Retype the material word for word.

--------------------------------

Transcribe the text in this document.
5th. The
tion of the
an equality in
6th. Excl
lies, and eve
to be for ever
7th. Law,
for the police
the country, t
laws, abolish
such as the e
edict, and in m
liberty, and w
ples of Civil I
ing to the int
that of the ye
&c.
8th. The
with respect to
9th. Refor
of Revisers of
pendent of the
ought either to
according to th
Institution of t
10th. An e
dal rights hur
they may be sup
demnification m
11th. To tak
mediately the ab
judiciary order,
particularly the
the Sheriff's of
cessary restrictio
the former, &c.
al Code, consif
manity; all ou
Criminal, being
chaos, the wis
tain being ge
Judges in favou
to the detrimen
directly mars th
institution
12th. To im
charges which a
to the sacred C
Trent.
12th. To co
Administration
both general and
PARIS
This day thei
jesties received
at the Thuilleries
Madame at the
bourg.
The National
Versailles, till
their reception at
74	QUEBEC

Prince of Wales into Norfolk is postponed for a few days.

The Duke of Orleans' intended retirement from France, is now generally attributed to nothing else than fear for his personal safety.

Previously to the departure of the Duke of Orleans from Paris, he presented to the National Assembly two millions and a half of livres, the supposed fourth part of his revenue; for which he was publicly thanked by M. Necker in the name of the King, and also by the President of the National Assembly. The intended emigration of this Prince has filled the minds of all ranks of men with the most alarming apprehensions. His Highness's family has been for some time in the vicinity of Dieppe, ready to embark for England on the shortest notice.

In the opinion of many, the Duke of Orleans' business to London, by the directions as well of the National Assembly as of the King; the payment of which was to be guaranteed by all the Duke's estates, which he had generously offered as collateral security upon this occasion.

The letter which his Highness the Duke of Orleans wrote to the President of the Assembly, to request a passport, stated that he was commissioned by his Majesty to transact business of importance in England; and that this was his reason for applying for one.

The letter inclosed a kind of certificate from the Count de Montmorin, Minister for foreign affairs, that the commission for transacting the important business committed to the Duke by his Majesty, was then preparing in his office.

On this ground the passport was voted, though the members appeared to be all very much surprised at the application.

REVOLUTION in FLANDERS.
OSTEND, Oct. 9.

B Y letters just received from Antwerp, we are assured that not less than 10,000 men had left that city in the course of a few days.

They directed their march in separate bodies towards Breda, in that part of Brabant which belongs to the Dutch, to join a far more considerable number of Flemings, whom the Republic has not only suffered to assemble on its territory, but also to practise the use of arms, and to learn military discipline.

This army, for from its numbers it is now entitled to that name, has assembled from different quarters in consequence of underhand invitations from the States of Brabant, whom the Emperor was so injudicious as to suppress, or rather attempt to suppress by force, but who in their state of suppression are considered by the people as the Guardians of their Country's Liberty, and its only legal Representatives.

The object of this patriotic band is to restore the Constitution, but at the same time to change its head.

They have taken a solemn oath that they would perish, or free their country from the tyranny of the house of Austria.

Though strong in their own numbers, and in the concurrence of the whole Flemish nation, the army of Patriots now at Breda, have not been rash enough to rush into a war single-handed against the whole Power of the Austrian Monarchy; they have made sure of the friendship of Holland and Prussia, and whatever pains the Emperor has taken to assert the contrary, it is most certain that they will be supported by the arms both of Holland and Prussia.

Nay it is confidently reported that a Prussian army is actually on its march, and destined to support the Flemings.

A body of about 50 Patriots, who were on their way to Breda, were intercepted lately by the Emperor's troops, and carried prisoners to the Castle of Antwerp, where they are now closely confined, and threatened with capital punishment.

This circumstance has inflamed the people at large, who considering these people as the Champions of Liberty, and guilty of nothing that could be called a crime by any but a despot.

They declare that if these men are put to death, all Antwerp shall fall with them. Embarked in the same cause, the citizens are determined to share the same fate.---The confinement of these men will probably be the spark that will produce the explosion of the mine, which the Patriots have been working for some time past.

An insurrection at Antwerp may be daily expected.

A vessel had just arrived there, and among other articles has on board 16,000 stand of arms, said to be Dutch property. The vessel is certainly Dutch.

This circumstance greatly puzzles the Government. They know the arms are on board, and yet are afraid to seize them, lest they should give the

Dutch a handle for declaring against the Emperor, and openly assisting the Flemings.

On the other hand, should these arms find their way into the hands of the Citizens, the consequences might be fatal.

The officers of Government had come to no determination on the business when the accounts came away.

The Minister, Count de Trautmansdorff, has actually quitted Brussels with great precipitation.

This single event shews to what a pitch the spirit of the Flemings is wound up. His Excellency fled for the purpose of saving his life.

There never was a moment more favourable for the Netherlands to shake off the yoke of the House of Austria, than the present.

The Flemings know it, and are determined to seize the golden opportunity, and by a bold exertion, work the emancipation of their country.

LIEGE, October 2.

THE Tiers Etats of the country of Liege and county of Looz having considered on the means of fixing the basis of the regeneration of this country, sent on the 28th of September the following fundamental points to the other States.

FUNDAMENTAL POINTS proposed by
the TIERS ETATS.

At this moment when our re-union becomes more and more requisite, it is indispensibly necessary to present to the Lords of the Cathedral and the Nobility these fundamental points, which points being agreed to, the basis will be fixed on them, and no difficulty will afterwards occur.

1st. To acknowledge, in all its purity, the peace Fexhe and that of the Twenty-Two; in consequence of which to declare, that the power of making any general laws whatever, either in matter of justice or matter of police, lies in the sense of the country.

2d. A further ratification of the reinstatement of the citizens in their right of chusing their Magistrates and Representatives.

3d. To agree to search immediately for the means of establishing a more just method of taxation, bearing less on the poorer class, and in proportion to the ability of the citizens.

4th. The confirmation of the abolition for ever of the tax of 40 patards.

--------------------------------

_Result for this exercise_
Transcribe the text in this document.
5th. The
tion of the
an equality in
6th. Excl
lies, and eve
to be for ever
7th. Law,
for the police
the country, t
laws, abolish
such as the e
edict, and in m
liberty, and w
ples of Civil I
ing to the int
that of the ye
&c.
8th. The
with respect to
9th. Refor
of Revisers of
pendent of the
ought either to
according to th
Institution of t
10th. An e
dal rights hur
they may be sup
demnification m
11th. To tak
mediately the ab
judiciary order,
particularly the
the Sheriff's of
cessary restrictio
the former, &c.
al Code, consif
manity; all ou
Criminal, being
chaos, the wis
tain being ge
Judges in favou
to the detrimen
directly mars th
institution
12th. To im
charges which a
to the sacred C
Trent.
12th. To co
Administration
both general and
PARIS
This day thei
jesties received
at the Thuilleries
Madame at the
bourg.
The National
Versailles, till
their reception at
74	QUEBEC

Prince of Wales into Norfolk is postponed for a few days.

The Duke of Orleans' intended retirement from France, is now generally attributed to nothing else than fear for his personal safety.

Previously to the departure of the Duke of Orleans from Paris, he presented to the National Assembly two millions and a half of livres, the supposed fourth part of his revenue; for which he was publicly thanked by M. Necker in the name of the King, and also by the President of the National Assembly. The intended emigration of this Prince has filled the minds of all ranks of men with the most alarming apprehensions. His Highness's family has been for some time in the vicinity of Dieppe, ready to embark for England on the shortest notice.

In the opinion of many, the Duke of Orleans' business to London, by the directions as well of the National Assembly as of the King; the payment of which was to be guaranteed by all the Duke's estates, which he had generously offered as collateral security upon this occasion.

The letter which his Highness the Duke of Orleans wrote to the President of the Assembly, to request a passport, stated that he was commissioned by his Majesty to transact business of importance in England; and that this was his reason for applying for one.

The letter inclosed a kind of certificate from the Count de Montmorin, Minister for foreign affairs, that the commission for transacting the important business committed to the Duke by his Majesty, was then preparing in his office.

On this ground the passport was voted, though the members appeared to be all very much surprised at the application.

REVOLUTION in FLANDERS.
OSTEND, Oct. 9.

B Y letters just received from Antwerp, we are assured that not less than 10,000 men had left that city in the course of a few days.

They directed their march in separate bodies towards Breda, in that part of Brabant which belongs to the Dutch, to join a far more considerable number of Flemings, whom the Republic has not only suffered to assemble on its territory, but also to practise the use of arms, and to learn military discipline.

This army, for from its numbers it is now entitled to that name, has assembled from different quarters in consequence of underhand invitations from the States of Brabant, whom the Emperor was so injudicious as to suppress, or rather attempt to suppress by force, but who in their state of suppression are considered by the people as the Guardians of their Country's Liberty, and its only legal Representatives.

The object of this patriotic band is to restore the Constitution, but at the same time to change its head.

They have taken a solemn oath that they would perish, or free their country from the tyranny of the house of Austria.

Though strong in their own numbers, and in the concurrence of the whole Flemish nation, the army of Patriots now at Breda, have not been rash enough to rush into a war single-handed against the whole Power of the Austrian Monarchy; they have made sure of the friendship of Holland and Prussia, and whatever pains the Emperor has taken to assert the contrary, it is most certain that they will be supported by the arms both of Holland and Prussia.

Nay it is confidently reported that a Prussian army is actually on its march, and destined to support the Flemings.

A body of about 50 Patriots, who were on their way to Breda, were intercepted lately by the Emperor's troops, and carried prisoners to the Castle of Antwerp, where they are now closely confined, and threatened with capital punishment.

This circumstance has inflamed the people at large, who considering these people as the Champions of Liberty, and guilty of nothing that could be called a crime by any but a despot.

They declare that if these men are put to death, all Antwerp shall fall with them. Embarked in the same cause, the citizens are determined to share the same fate.---The confinement of these men will probably be the spark that will produce the explosion of the mine, which the Patriots have been working for some time past.

An insurrection at Antwerp may be daily expected.

A vessel had just arrived there, and among other articles has on board 16,000 stand of arms, said to be Dutch property. The vessel is certainly Dutch.

This circumstance greatly puzzles the Government. They know the arms are on board, and yet are afraid to seize them, lest they should give the

Dutch a handle for declaring against the Emperor, and openly assisting the Flemings.

On the other hand, should these arms find their way into the hands of the Citizens, the consequences might be fatal.

The officers of Government had come to no determination on the business when the accounts came away.

The Minister, Count de Trautmansdorff, has actually quitted Brussels with great precipitation.

This single event shews to what a pitch the spirit of the Flemings is wound up. His Excellency fled for the purpose of saving his life.

There never was a moment more favourable for the Netherlands to shake off the yoke of the House of Austria, than the present.

The Flemings know it, and are determined to seize the golden opportunity, and by a bold exertion, work the emancipation of their country.

LIEGE, October 2.

THE Tiers Etats of the country of Liege and county of Looz having considered on the means of fixing the basis of the regeneration of this country, sent on the 28th of September the following fundamental points to the other States.

FUNDAMENTAL POINTS proposed by
the TIERS ETATS.

At this moment when our re-union becomes more and more requisite, it is indispensibly necessary to present to the Lords of the Cathedral and the Nobility these fundamental points, which points being agreed to, the basis will be fixed on them, and no difficulty will afterwards occur.

1st. To acknowledge, in all its purity, the peace Fexhe and that of the Twenty-Two; in consequence of which to declare, that the power of making any general laws whatever, either in matter of justice or matter of police, lies in the sense of the country.

2d. A further ratification of the reinstatement of the citizens in their right of chusing their Magistrates and Representatives.

3d. To agree to search immediately for the means of establishing a more just method of taxation, bearing less on the poorer class, and in proportion to the ability of the citizens.

4th. The confirmation of the abolition for ever of the tax of 40 patards.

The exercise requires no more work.